(Records)
---*---

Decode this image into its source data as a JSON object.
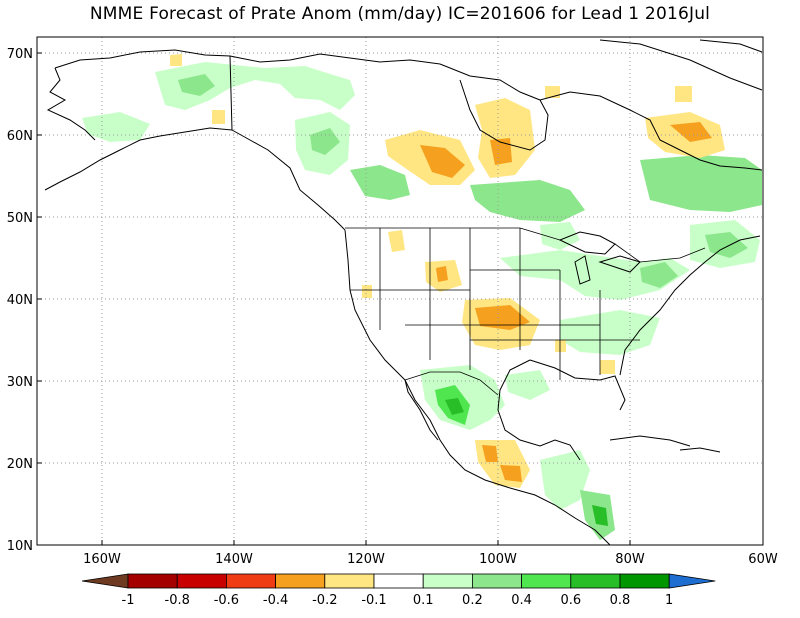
{
  "title": "NMME Forecast of Prate Anom (mm/day) IC=201606 for Lead 1 2016Jul",
  "lat_labels": [
    "70N",
    "60N",
    "50N",
    "40N",
    "30N",
    "20N",
    "10N"
  ],
  "lon_labels": [
    "160W",
    "140W",
    "120W",
    "100W",
    "80W",
    "60W"
  ],
  "colorbar": {
    "labels": [
      "-1",
      "-0.8",
      "-0.6",
      "-0.4",
      "-0.2",
      "-0.1",
      "0.1",
      "0.2",
      "0.4",
      "0.6",
      "0.8",
      "1"
    ],
    "colors": [
      "#6e3b22",
      "#a50000",
      "#c80000",
      "#f03c14",
      "#f5a01e",
      "#ffe682",
      "#ffffff",
      "#c8ffc8",
      "#8ce68c",
      "#50e650",
      "#28be28",
      "#009600",
      "#1e6ed2"
    ]
  },
  "colors": {
    "land_outline": "#000000",
    "grid": "#999999"
  }
}
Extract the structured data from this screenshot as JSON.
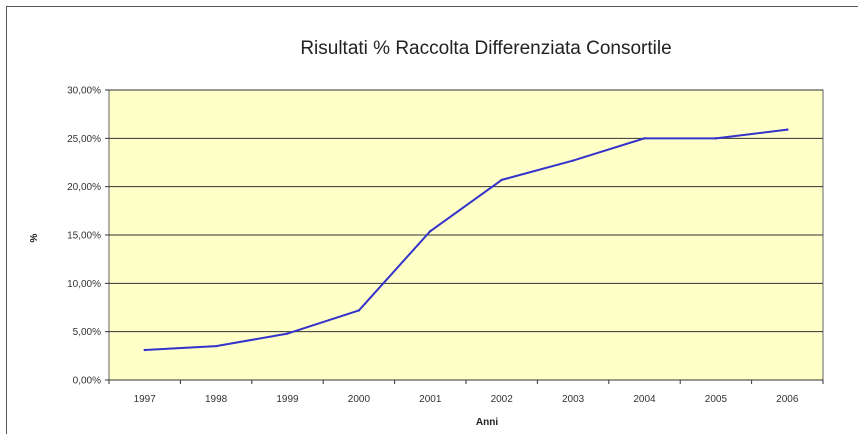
{
  "chart_data": {
    "type": "line",
    "title": "Risultati % Raccolta Differenziata Consortile",
    "xlabel": "Anni",
    "ylabel": "%",
    "categories": [
      "1997",
      "1998",
      "1999",
      "2000",
      "2001",
      "2002",
      "2003",
      "2004",
      "2005",
      "2006"
    ],
    "series": [
      {
        "values": [
          3.1,
          3.5,
          4.8,
          7.2,
          15.4,
          20.7,
          22.7,
          25.0,
          25.0,
          25.9
        ]
      }
    ],
    "ylim": [
      0,
      30
    ],
    "yticks": [
      "0,00%",
      "5,00%",
      "10,00%",
      "15,00%",
      "20,00%",
      "25,00%",
      "30,00%"
    ],
    "grid": true,
    "legend": "none",
    "colors": {
      "plot_background": "#FFFFC8",
      "line": "#3333CC",
      "gridline": "#333333"
    }
  }
}
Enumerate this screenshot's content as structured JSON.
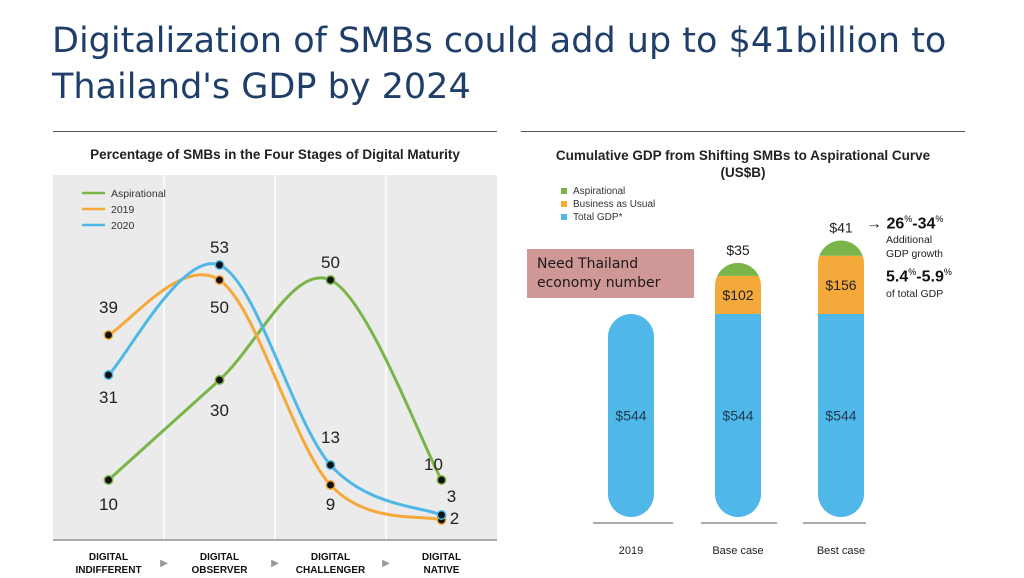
{
  "slide": {
    "title_line1": "Digitalization of SMBs could add up to $41billion to",
    "title_line2": "Thailand's GDP by 2024"
  },
  "colors": {
    "aspirational": "#7bb54a",
    "y2019": "#f5a93a",
    "y2020": "#4fb8e8",
    "title": "#1f3f6a",
    "note_box": "#cf9795",
    "plot_bg": "#ebebeb"
  },
  "left_chart": {
    "title": "Percentage of SMBs in the Four Stages of Digital Maturity",
    "legend": [
      "Aspirational",
      "2019",
      "2020"
    ],
    "stages": [
      {
        "line1": "DIGITAL",
        "line2": "INDIFFERENT"
      },
      {
        "line1": "DIGITAL",
        "line2": "OBSERVER"
      },
      {
        "line1": "DIGITAL",
        "line2": "CHALLENGER"
      },
      {
        "line1": "DIGITAL",
        "line2": "NATIVE"
      }
    ],
    "arrow_glyph": "▶"
  },
  "right_chart": {
    "title_line1": "Cumulative GDP from Shifting SMBs to Aspirational Curve",
    "title_line2": "(US$B)",
    "legend": [
      "Aspirational",
      "Business as Usual",
      "Total GDP*"
    ],
    "note": "Need Thailand economy number",
    "growth": {
      "range1_a": "26",
      "range1_b": "34",
      "range1_caption_line1": "Additional",
      "range1_caption_line2": "GDP growth",
      "range2_a": "5.4",
      "range2_b": "5.9",
      "range2_caption": "of total GDP",
      "percent": "%",
      "dash": "-",
      "arrow": "→"
    }
  },
  "chart_data": [
    {
      "type": "line",
      "title": "Percentage of SMBs in the Four Stages of Digital Maturity",
      "categories": [
        "DIGITAL INDIFFERENT",
        "DIGITAL OBSERVER",
        "DIGITAL CHALLENGER",
        "DIGITAL NATIVE"
      ],
      "series": [
        {
          "name": "Aspirational",
          "values": [
            10,
            30,
            50,
            10
          ]
        },
        {
          "name": "2019",
          "values": [
            39,
            50,
            9,
            2
          ]
        },
        {
          "name": "2020",
          "values": [
            31,
            53,
            13,
            3
          ]
        }
      ],
      "data_labels": [
        "39",
        "31",
        "10",
        "53",
        "50",
        "30",
        "50",
        "13",
        "9",
        "10",
        "3",
        "2"
      ],
      "ylim": [
        0,
        60
      ],
      "legend_position": "top-left",
      "grid": false
    },
    {
      "type": "bar",
      "stacked": true,
      "title": "Cumulative GDP from Shifting SMBs to Aspirational Curve (US$B)",
      "categories": [
        "2019",
        "Base case",
        "Best case"
      ],
      "series": [
        {
          "name": "Total GDP*",
          "values": [
            544,
            544,
            544
          ],
          "labels": [
            "$544",
            "$544",
            "$544"
          ]
        },
        {
          "name": "Business as Usual",
          "values": [
            0,
            102,
            156
          ],
          "labels": [
            "",
            "$102",
            "$156"
          ]
        },
        {
          "name": "Aspirational",
          "values": [
            0,
            35,
            41
          ],
          "labels": [
            "",
            "$35",
            "$41"
          ]
        }
      ],
      "legend_position": "top-left"
    }
  ]
}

---*---

- REQUIRED WORK -
How many of the lines above include the string "Cumulative"? Answer with the number only.

- EXPECTED OUTPUT -
2